■ **SUPPLIED INFORMATION**
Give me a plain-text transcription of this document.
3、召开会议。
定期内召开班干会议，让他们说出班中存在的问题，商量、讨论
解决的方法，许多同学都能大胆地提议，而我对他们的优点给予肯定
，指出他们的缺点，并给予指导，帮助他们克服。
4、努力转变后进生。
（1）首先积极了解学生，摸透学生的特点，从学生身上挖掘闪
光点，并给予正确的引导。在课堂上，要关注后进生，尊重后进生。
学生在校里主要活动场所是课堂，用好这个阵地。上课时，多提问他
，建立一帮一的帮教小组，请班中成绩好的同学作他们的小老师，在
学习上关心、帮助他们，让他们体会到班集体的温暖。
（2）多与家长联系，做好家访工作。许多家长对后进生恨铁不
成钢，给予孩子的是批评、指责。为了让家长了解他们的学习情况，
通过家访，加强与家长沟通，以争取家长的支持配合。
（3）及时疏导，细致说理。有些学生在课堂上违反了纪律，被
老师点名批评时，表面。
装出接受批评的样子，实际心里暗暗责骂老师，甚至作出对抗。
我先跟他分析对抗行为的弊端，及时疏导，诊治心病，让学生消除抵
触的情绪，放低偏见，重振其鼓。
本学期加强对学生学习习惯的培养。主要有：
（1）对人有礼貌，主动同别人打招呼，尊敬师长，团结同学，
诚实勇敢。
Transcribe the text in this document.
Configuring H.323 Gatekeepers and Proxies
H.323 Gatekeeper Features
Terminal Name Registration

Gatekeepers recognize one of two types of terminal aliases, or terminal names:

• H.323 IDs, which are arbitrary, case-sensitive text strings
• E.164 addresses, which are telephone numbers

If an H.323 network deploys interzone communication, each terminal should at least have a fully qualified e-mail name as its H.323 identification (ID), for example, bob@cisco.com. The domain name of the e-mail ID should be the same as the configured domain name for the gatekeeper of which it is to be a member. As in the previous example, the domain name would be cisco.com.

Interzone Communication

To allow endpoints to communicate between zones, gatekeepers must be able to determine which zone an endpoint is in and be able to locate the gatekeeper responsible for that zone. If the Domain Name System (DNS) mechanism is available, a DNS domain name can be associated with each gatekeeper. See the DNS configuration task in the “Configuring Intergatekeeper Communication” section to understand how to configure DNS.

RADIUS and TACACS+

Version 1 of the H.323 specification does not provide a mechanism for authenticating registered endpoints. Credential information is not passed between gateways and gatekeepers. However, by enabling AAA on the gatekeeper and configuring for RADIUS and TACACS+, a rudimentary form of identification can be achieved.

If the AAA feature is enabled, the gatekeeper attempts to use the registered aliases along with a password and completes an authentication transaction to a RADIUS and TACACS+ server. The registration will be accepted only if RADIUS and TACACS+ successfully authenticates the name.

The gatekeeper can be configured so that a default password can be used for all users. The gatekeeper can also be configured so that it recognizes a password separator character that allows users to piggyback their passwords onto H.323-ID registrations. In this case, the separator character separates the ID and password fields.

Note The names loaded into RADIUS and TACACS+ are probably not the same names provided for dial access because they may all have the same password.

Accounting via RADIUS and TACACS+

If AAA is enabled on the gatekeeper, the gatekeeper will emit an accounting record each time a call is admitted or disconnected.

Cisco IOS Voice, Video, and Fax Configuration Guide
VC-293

■ **GIVEN REQUEST**
Repeat the entries exactly, all of them.

■ **COMPLETE ANSWER**
Give me a plain-text transcription of this document.
3、召开会议。
定期内召开班干会议，让他们说出班中存在的问题，商量、讨论
解决的方法，许多同学都能大胆地提议，而我对他们的优点给予肯定
，指出他们的缺点，并给予指导，帮助他们克服。
4、努力转变后进生。
（1）首先积极了解学生，摸透学生的特点，从学生身上挖掘闪
光点，并给予正确的引导。在课堂上，要关注后进生，尊重后进生。
学生在校里主要活动场所是课堂，用好这个阵地。上课时，多提问他
，建立一帮一的帮教小组，请班中成绩好的同学作他们的小老师，在
学习上关心、帮助他们，让他们体会到班集体的温暖。
（2）多与家长联系，做好家访工作。许多家长对后进生恨铁不
成钢，给予孩子的是批评、指责。为了让家长了解他们的学习情况，
通过家访，加强与家长沟通，以争取家长的支持配合。
（3）及时疏导，细致说理。有些学生在课堂上违反了纪律，被
老师点名批评时，表面。
装出接受批评的样子，实际心里暗暗责骂老师，甚至作出对抗。
我先跟他分析对抗行为的弊端，及时疏导，诊治心病，让学生消除抵
触的情绪，放低偏见，重振其鼓。
本学期加强对学生学习习惯的培养。主要有：
（1）对人有礼貌，主动同别人打招呼，尊敬师长，团结同学，
诚实勇敢。
Transcribe the text in this document.
Configuring H.323 Gatekeepers and Proxies
H.323 Gatekeeper Features
Terminal Name Registration

Gatekeepers recognize one of two types of terminal aliases, or terminal names:

• H.323 IDs, which are arbitrary, case-sensitive text strings
• E.164 addresses, which are telephone numbers

If an H.323 network deploys interzone communication, each terminal should at least have a fully qualified e-mail name as its H.323 identification (ID), for example, bob@cisco.com. The domain name of the e-mail ID should be the same as the configured domain name for the gatekeeper of which it is to be a member. As in the previous example, the domain name would be cisco.com.

Interzone Communication

To allow endpoints to communicate between zones, gatekeepers must be able to determine which zone an endpoint is in and be able to locate the gatekeeper responsible for that zone. If the Domain Name System (DNS) mechanism is available, a DNS domain name can be associated with each gatekeeper. See the DNS configuration task in the “Configuring Intergatekeeper Communication” section to understand how to configure DNS.

RADIUS and TACACS+

Version 1 of the H.323 specification does not provide a mechanism for authenticating registered endpoints. Credential information is not passed between gateways and gatekeepers. However, by enabling AAA on the gatekeeper and configuring for RADIUS and TACACS+, a rudimentary form of identification can be achieved.

If the AAA feature is enabled, the gatekeeper attempts to use the registered aliases along with a password and completes an authentication transaction to a RADIUS and TACACS+ server. The registration will be accepted only if RADIUS and TACACS+ successfully authenticates the name.

The gatekeeper can be configured so that a default password can be used for all users. The gatekeeper can also be configured so that it recognizes a password separator character that allows users to piggyback their passwords onto H.323-ID registrations. In this case, the separator character separates the ID and password fields.

Note The names loaded into RADIUS and TACACS+ are probably not the same names provided for dial access because they may all have the same password.

Accounting via RADIUS and TACACS+

If AAA is enabled on the gatekeeper, the gatekeeper will emit an accounting record each time a call is admitted or disconnected.

Cisco IOS Voice, Video, and Fax Configuration Guide
VC-293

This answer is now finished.